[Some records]
-- Start --

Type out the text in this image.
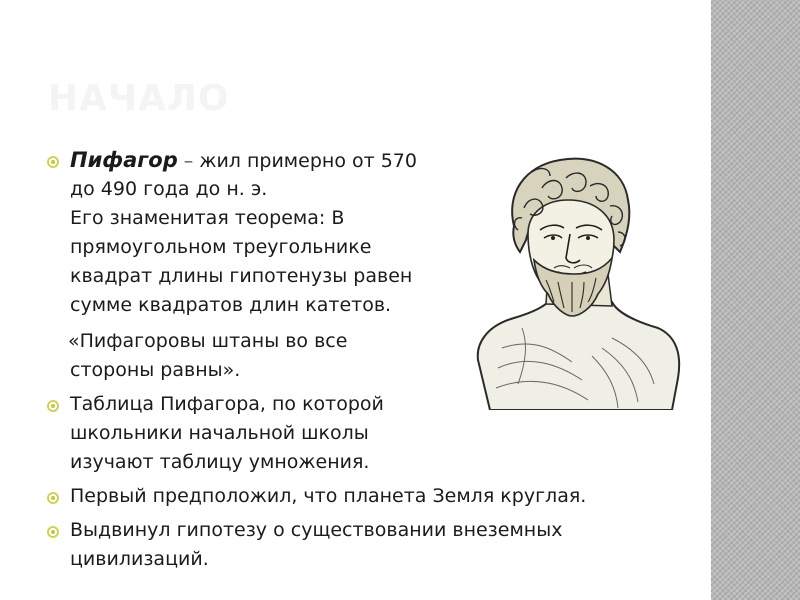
НАЧАЛО
Пифагор – жил примерно от 570
до 490 года до н. э.
Его знаменитая теорема: В
прямоугольном треугольнике
квадрат длины гипотенузы равен
сумме квадратов длин катетов.
«Пифагоровы штаны во все
стороны равны».
Таблица Пифагора, по которой
школьники начальной школы
изучают таблицу умножения.
Первый предположил, что планета Земля круглая.
Выдвинул гипотезу о существовании внеземных
цивилизаций.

-- End --

Your task is to transcribe all of the records precisely, with no images included.

Type out the text in this image.
НАЧАЛО
Пифагор – жил примерно от 570
до 490 года до н. э.
Его знаменитая теорема: В
прямоугольном треугольнике
квадрат длины гипотенузы равен
сумме квадратов длин катетов.
«Пифагоровы штаны во все
стороны равны».
Таблица Пифагора, по которой
школьники начальной школы
изучают таблицу умножения.
Первый предположил, что планета Земля круглая.
Выдвинул гипотезу о существовании внеземных
цивилизаций.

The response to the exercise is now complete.